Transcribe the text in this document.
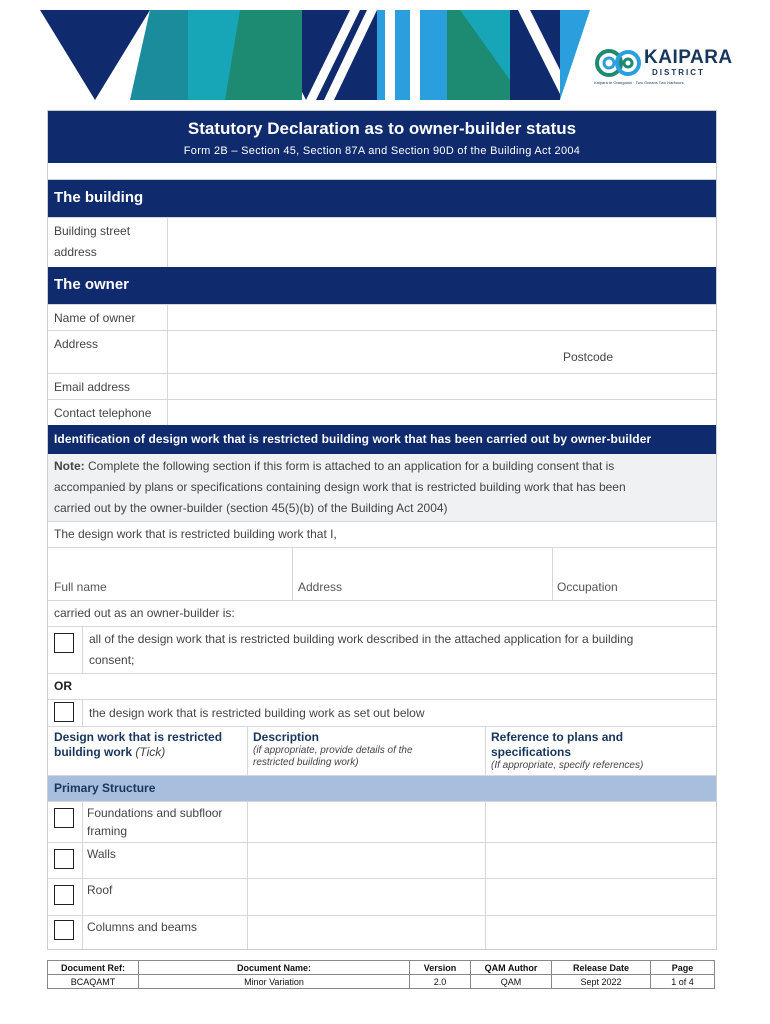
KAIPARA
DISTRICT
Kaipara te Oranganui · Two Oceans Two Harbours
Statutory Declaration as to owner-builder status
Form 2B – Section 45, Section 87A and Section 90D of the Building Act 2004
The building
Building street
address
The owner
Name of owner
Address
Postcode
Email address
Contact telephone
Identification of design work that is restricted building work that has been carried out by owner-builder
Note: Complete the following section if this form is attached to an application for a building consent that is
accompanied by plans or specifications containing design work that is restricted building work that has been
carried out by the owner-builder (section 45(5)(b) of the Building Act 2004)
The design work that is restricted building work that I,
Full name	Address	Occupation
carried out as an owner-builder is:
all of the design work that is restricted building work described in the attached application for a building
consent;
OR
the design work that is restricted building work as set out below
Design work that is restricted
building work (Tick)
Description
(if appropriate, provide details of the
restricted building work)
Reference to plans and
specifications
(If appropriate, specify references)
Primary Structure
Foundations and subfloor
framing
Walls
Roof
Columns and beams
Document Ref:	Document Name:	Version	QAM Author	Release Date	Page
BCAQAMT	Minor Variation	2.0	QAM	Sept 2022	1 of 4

----

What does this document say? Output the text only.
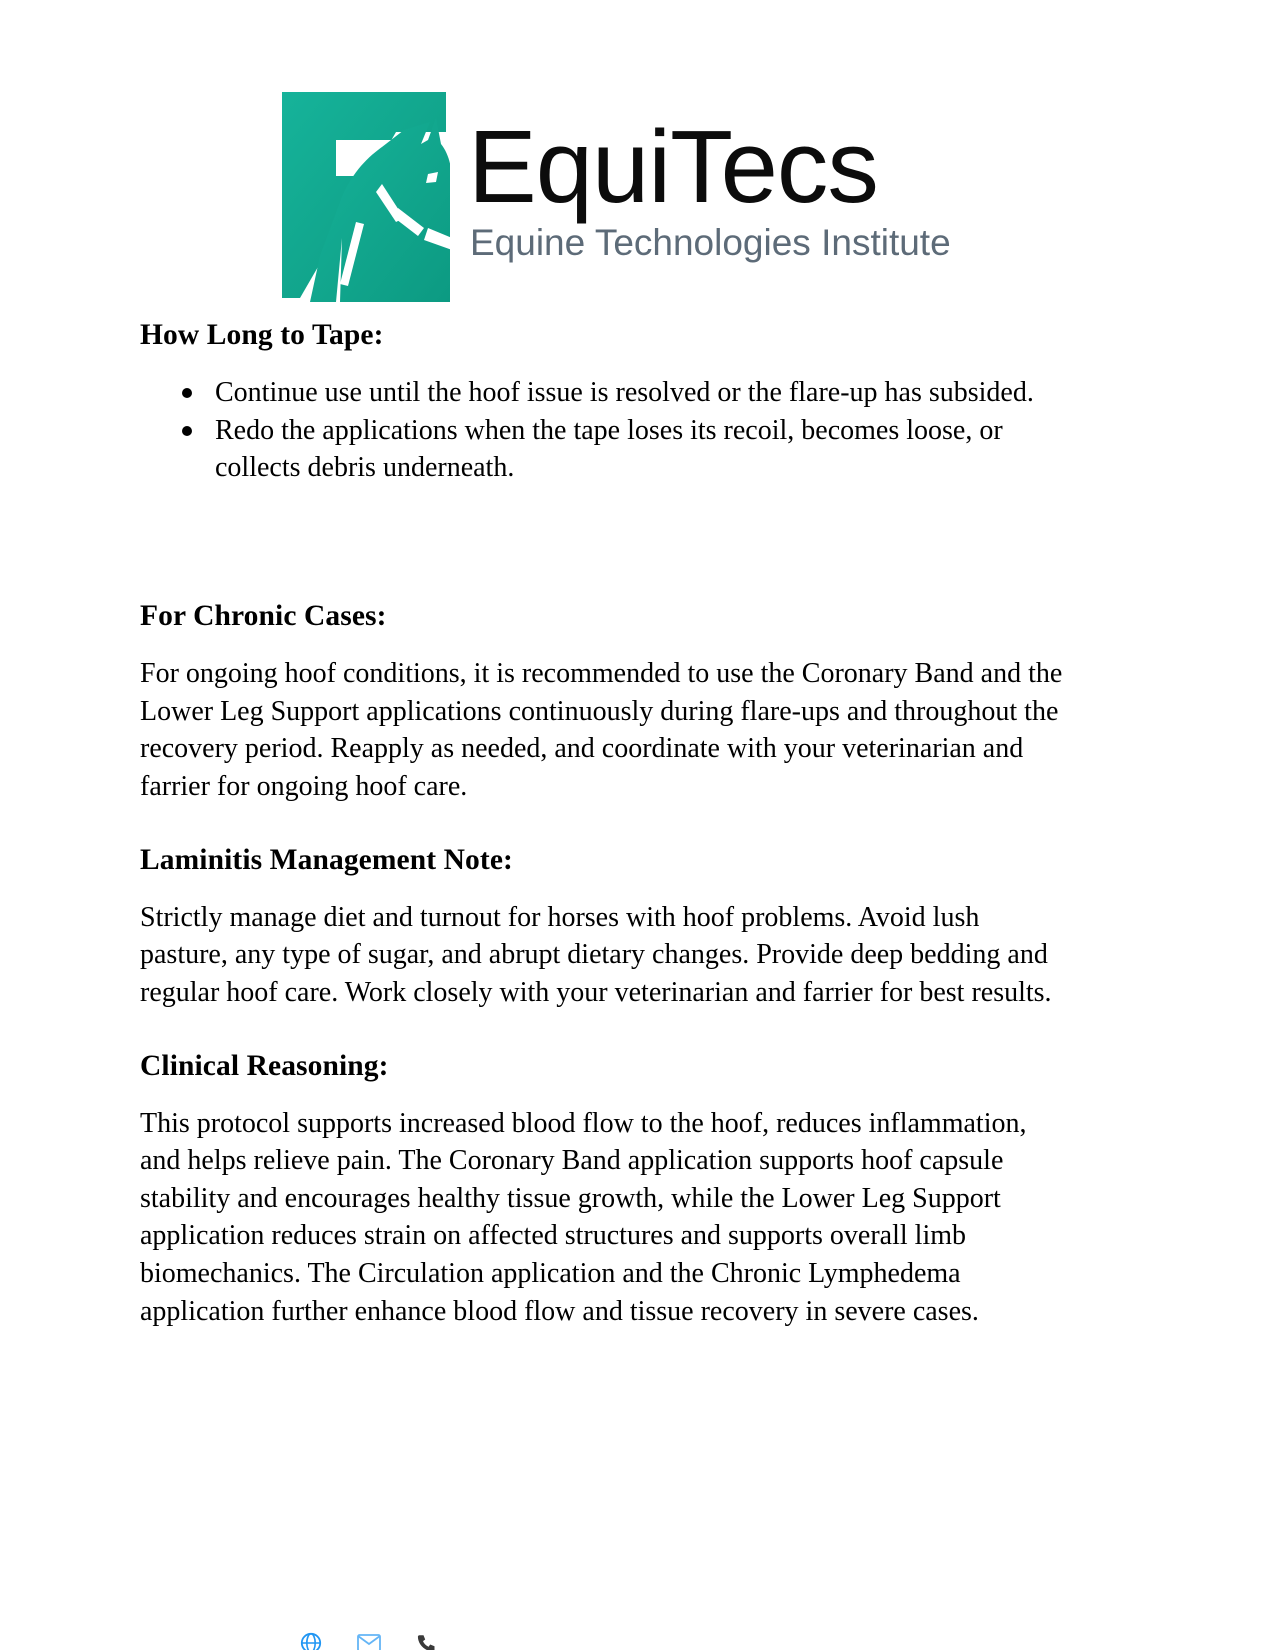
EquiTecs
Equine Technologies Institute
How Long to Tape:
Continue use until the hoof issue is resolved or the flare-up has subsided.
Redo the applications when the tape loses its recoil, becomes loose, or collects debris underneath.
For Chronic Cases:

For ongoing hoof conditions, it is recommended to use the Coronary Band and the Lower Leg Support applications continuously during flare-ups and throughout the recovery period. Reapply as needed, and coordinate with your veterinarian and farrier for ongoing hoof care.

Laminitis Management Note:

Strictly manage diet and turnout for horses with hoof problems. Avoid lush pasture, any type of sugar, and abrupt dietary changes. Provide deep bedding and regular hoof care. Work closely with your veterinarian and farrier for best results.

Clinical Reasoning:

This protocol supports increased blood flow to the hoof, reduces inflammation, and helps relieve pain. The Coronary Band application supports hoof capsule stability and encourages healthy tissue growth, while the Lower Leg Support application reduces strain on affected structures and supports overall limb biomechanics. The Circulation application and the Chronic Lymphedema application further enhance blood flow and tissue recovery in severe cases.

----

Exercise directions:
In the records shown above, how many lines include the word "appropriate"? Answer with the number only.

Written reply:
2